• **PROBLEM STATEMENT**: Find each line containing the string "quyền". Copy it.

• **DATA SHOWN**:
+ + + + + + +
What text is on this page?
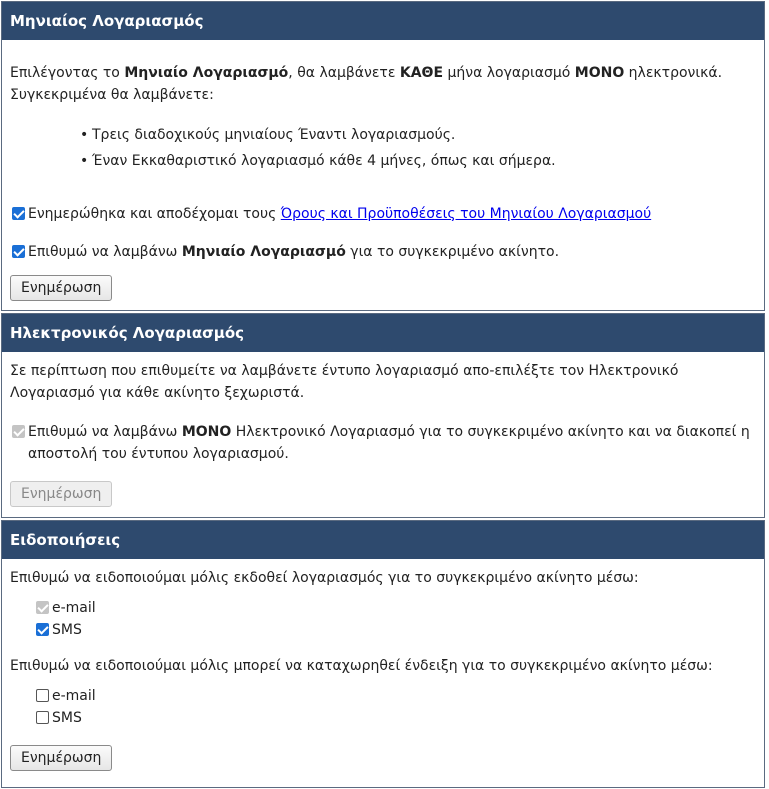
Μηνιαίος Λογαριασμός

Επιλέγοντας το Μηνιαίο Λογαριασμό, θα λαμβάνετε ΚΑΘΕ μήνα λογαριασμό ΜΟΝΟ ηλεκτρονικά.

Συγκεκριμένα θα λαμβάνετε:

• Τρεις διαδοχικούς μηνιαίους Έναντι λογαριασμούς.
• Έναν Εκκαθαριστικό λογαριασμό κάθε 4 μήνες, όπως και σήμερα.
Ενημερώθηκα και αποδέχομαι τους Όρους και Προϋποθέσεις του Μηνιαίου Λογαριασμού
Επιθυμώ να λαμβάνω Μηνιαίο Λογαριασμό για το συγκεκριμένο ακίνητο.
Ενημέρωση
Ηλεκτρονικός Λογαριασμός

Σε περίπτωση που επιθυμείτε να λαμβάνετε έντυπο λογαριασμό απο-επιλέξτε τον Ηλεκτρονικό Λογαριασμό για κάθε ακίνητο ξεχωριστά.

Επιθυμώ να λαμβάνω ΜΟΝΟ Ηλεκτρονικό Λογαριασμό για το συγκεκριμένο ακίνητο και να διακοπεί η αποστολή του έντυπου λογαριασμού.
Ενημέρωση
Ειδοποιήσεις

Επιθυμώ να ειδοποιούμαι μόλις εκδοθεί λογαριασμός για το συγκεκριμένο ακίνητο μέσω:

e-mail
SMS

Επιθυμώ να ειδοποιούμαι μόλις μπορεί να καταχωρηθεί ένδειξη για το συγκεκριμένο ακίνητο μέσω:

e-mail
SMS
Ενημέρωση
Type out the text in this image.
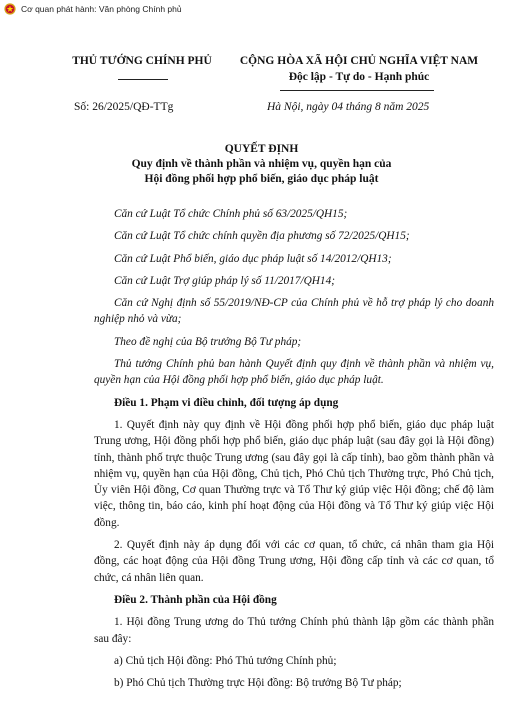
Cơ quan phát hành: Văn phòng Chính phủ
THỦ TƯỚNG CHÍNH PHỦ	CỘNG HÒA XÃ HỘI CHỦ NGHĨA VIỆT NAM
Độc lập - Tự do - Hạnh phúc
Số: 26/2025/QĐ-TTg	Hà Nội, ngày 04 tháng 8 năm 2025
QUYẾT ĐỊNH
Quy định về thành phần và nhiệm vụ, quyền hạn của
Hội đồng phối hợp phổ biến, giáo dục pháp luật

Căn cứ Luật Tổ chức Chính phủ số 63/2025/QH15;

Căn cứ Luật Tổ chức chính quyền địa phương số 72/2025/QH15;

Căn cứ Luật Phổ biến, giáo dục pháp luật số 14/2012/QH13;

Căn cứ Luật Trợ giúp pháp lý số 11/2017/QH14;

Căn cứ Nghị định số 55/2019/NĐ-CP của Chính phủ về hỗ trợ pháp lý cho doanh nghiệp nhỏ và vừa;

Theo đề nghị của Bộ trưởng Bộ Tư pháp;

Thủ tướng Chính phủ ban hành Quyết định quy định về thành phần và nhiệm vụ, quyền hạn của Hội đồng phối hợp phổ biến, giáo dục pháp luật.

Điều 1. Phạm vi điều chỉnh, đối tượng áp dụng

1. Quyết định này quy định về Hội đồng phối hợp phổ biến, giáo dục pháp luật Trung ương, Hội đồng phối hợp phổ biến, giáo dục pháp luật (sau đây gọi là Hội đồng) tỉnh, thành phố trực thuộc Trung ương (sau đây gọi là cấp tỉnh), bao gồm thành phần và nhiệm vụ, quyền hạn của Hội đồng, Chủ tịch, Phó Chủ tịch Thường trực, Phó Chủ tịch, Ủy viên Hội đồng, Cơ quan Thường trực và Tổ Thư ký giúp việc Hội đồng; chế độ làm việc, thông tin, báo cáo, kinh phí hoạt động của Hội đồng và Tổ Thư ký giúp việc Hội đồng.

2. Quyết định này áp dụng đối với các cơ quan, tổ chức, cá nhân tham gia Hội đồng, các hoạt động của Hội đồng Trung ương, Hội đồng cấp tỉnh và các cơ quan, tổ chức, cá nhân liên quan.

Điều 2. Thành phần của Hội đồng

1. Hội đồng Trung ương do Thủ tướng Chính phủ thành lập gồm các thành phần sau đây:

a) Chủ tịch Hội đồng: Phó Thủ tướng Chính phủ;

b) Phó Chủ tịch Thường trực Hội đồng: Bộ trưởng Bộ Tư pháp;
+ + + + + + +
• **ANSWER IN FULL**:
Quy định về thành phần và nhiệm vụ, quyền hạn của
Căn cứ Luật Tổ chức chính quyền địa phương số 72/2025/QH15;
Thủ tướng Chính phủ ban hành Quyết định quy định về thành phần và nhiệm vụ, quyền hạn của Hội đồng phối hợp phổ biến, giáo dục pháp luật.
1. Quyết định này quy định về Hội đồng phối hợp phổ biến, giáo dục pháp luật Trung ương, Hội đồng phối hợp phổ biến, giáo dục pháp luật (sau đây gọi là Hội đồng) tỉnh, thành phố trực thuộc Trung ương (sau đây gọi là cấp tỉnh), bao gồm thành phần và nhiệm vụ, quyền hạn của Hội đồng, Chủ tịch, Phó Chủ tịch Thường trực, Phó Chủ tịch, Ủy viên Hội đồng, Cơ quan Thường trực và Tổ Thư ký giúp việc Hội đồng; chế độ làm việc, thông tin, báo cáo, kinh phí hoạt động của Hội đồng và Tổ Thư ký giúp việc Hội đồng.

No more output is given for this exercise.